◆ **OBJECTIVE**
Repeat all of the data precisely.

◆ **RECORDS SHOWN**
-------

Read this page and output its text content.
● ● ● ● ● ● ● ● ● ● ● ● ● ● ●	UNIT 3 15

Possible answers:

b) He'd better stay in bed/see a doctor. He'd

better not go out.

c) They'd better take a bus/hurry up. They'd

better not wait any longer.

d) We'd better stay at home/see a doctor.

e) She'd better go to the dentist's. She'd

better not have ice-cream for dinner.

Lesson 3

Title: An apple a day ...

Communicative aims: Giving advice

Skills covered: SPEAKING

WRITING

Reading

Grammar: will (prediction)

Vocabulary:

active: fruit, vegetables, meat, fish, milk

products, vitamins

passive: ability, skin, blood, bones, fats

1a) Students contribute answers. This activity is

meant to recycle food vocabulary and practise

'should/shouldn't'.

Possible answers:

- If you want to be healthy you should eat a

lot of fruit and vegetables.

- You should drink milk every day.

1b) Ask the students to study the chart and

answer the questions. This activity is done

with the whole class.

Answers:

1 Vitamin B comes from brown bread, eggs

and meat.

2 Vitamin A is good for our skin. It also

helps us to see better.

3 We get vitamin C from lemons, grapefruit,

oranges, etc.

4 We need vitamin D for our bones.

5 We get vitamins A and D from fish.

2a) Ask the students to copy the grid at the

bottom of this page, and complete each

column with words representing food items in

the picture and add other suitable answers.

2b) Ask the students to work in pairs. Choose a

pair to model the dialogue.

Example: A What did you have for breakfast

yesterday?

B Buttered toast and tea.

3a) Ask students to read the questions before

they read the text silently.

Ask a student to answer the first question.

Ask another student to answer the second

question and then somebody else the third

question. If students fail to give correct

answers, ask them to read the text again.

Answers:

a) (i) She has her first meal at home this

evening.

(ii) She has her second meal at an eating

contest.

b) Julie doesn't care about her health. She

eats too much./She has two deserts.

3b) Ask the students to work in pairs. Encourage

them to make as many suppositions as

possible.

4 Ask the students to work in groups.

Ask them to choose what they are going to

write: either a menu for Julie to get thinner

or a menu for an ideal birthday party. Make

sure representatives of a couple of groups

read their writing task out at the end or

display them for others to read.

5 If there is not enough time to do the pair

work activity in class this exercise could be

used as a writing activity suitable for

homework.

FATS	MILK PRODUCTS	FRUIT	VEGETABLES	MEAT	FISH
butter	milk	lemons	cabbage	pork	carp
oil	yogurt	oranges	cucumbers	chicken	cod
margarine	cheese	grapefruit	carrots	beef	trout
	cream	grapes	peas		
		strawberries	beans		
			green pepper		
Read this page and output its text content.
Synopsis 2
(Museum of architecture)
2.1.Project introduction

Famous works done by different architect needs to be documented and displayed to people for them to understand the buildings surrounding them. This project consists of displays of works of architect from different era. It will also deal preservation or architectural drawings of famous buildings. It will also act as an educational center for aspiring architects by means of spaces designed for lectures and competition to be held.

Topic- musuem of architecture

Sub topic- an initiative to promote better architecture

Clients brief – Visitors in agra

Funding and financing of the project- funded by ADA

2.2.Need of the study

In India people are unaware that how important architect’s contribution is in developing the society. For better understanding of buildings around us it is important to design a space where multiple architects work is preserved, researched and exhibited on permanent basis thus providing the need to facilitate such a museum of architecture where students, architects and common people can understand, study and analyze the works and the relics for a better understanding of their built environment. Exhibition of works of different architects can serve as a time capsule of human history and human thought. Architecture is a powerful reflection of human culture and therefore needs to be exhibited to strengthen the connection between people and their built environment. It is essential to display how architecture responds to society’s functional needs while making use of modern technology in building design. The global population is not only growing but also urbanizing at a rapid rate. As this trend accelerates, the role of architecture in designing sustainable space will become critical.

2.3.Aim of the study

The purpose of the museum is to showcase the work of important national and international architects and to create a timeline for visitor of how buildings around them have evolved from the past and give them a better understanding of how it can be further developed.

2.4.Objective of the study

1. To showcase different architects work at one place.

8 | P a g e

-------

◆ **RESPONSE**
Read this page and output its text content.
● ● ● ● ● ● ● ● ● ● ● ● ● ● ●	UNIT 3 15

Possible answers:

b) He'd better stay in bed/see a doctor. He'd

better not go out.

c) They'd better take a bus/hurry up. They'd

better not wait any longer.

d) We'd better stay at home/see a doctor.

e) She'd better go to the dentist's. She'd

better not have ice-cream for dinner.

Lesson 3

Title: An apple a day ...

Communicative aims: Giving advice

Skills covered: SPEAKING

WRITING

Reading

Grammar: will (prediction)

Vocabulary:

active: fruit, vegetables, meat, fish, milk

products, vitamins

passive: ability, skin, blood, bones, fats

1a) Students contribute answers. This activity is

meant to recycle food vocabulary and practise

'should/shouldn't'.

Possible answers:

- If you want to be healthy you should eat a

lot of fruit and vegetables.

- You should drink milk every day.

1b) Ask the students to study the chart and

answer the questions. This activity is done

with the whole class.

Answers:

1 Vitamin B comes from brown bread, eggs

and meat.

2 Vitamin A is good for our skin. It also

helps us to see better.

3 We get vitamin C from lemons, grapefruit,

oranges, etc.

4 We need vitamin D for our bones.

5 We get vitamins A and D from fish.

2a) Ask the students to copy the grid at the

bottom of this page, and complete each

column with words representing food items in

the picture and add other suitable answers.

2b) Ask the students to work in pairs. Choose a

pair to model the dialogue.

Example: A What did you have for breakfast

yesterday?

B Buttered toast and tea.

3a) Ask students to read the questions before

they read the text silently.

Ask a student to answer the first question.

Ask another student to answer the second

question and then somebody else the third

question. If students fail to give correct

answers, ask them to read the text again.

Answers:

a) (i) She has her first meal at home this

evening.

(ii) She has her second meal at an eating

contest.

b) Julie doesn't care about her health. She

eats too much./She has two deserts.

3b) Ask the students to work in pairs. Encourage

them to make as many suppositions as

possible.

4 Ask the students to work in groups.

Ask them to choose what they are going to

write: either a menu for Julie to get thinner

or a menu for an ideal birthday party. Make

sure representatives of a couple of groups

read their writing task out at the end or

display them for others to read.

5 If there is not enough time to do the pair

work activity in class this exercise could be

used as a writing activity suitable for

homework.

FATS	MILK PRODUCTS	FRUIT	VEGETABLES	MEAT	FISH
butter	milk	lemons	cabbage	pork	carp
oil	yogurt	oranges	cucumbers	chicken	cod
margarine	cheese	grapefruit	carrots	beef	trout
	cream	grapes	peas		
		strawberries	beans		
			green pepper		
Read this page and output its text content.
Synopsis 2
(Museum of architecture)
2.1.Project introduction

Famous works done by different architect needs to be documented and displayed to people for them to understand the buildings surrounding them. This project consists of displays of works of architect from different era. It will also deal preservation or architectural drawings of famous buildings. It will also act as an educational center for aspiring architects by means of spaces designed for lectures and competition to be held.

Topic- musuem of architecture

Sub topic- an initiative to promote better architecture

Clients brief – Visitors in agra

Funding and financing of the project- funded by ADA

2.2.Need of the study

In India people are unaware that how important architect’s contribution is in developing the society. For better understanding of buildings around us it is important to design a space where multiple architects work is preserved, researched and exhibited on permanent basis thus providing the need to facilitate such a museum of architecture where students, architects and common people can understand, study and analyze the works and the relics for a better understanding of their built environment. Exhibition of works of different architects can serve as a time capsule of human history and human thought. Architecture is a powerful reflection of human culture and therefore needs to be exhibited to strengthen the connection between people and their built environment. It is essential to display how architecture responds to society’s functional needs while making use of modern technology in building design. The global population is not only growing but also urbanizing at a rapid rate. As this trend accelerates, the role of architecture in designing sustainable space will become critical.

2.3.Aim of the study

The purpose of the museum is to showcase the work of important national and international architects and to create a timeline for visitor of how buildings around them have evolved from the past and give them a better understanding of how it can be further developed.

2.4.Objective of the study

1. To showcase different architects work at one place.

8 | P a g e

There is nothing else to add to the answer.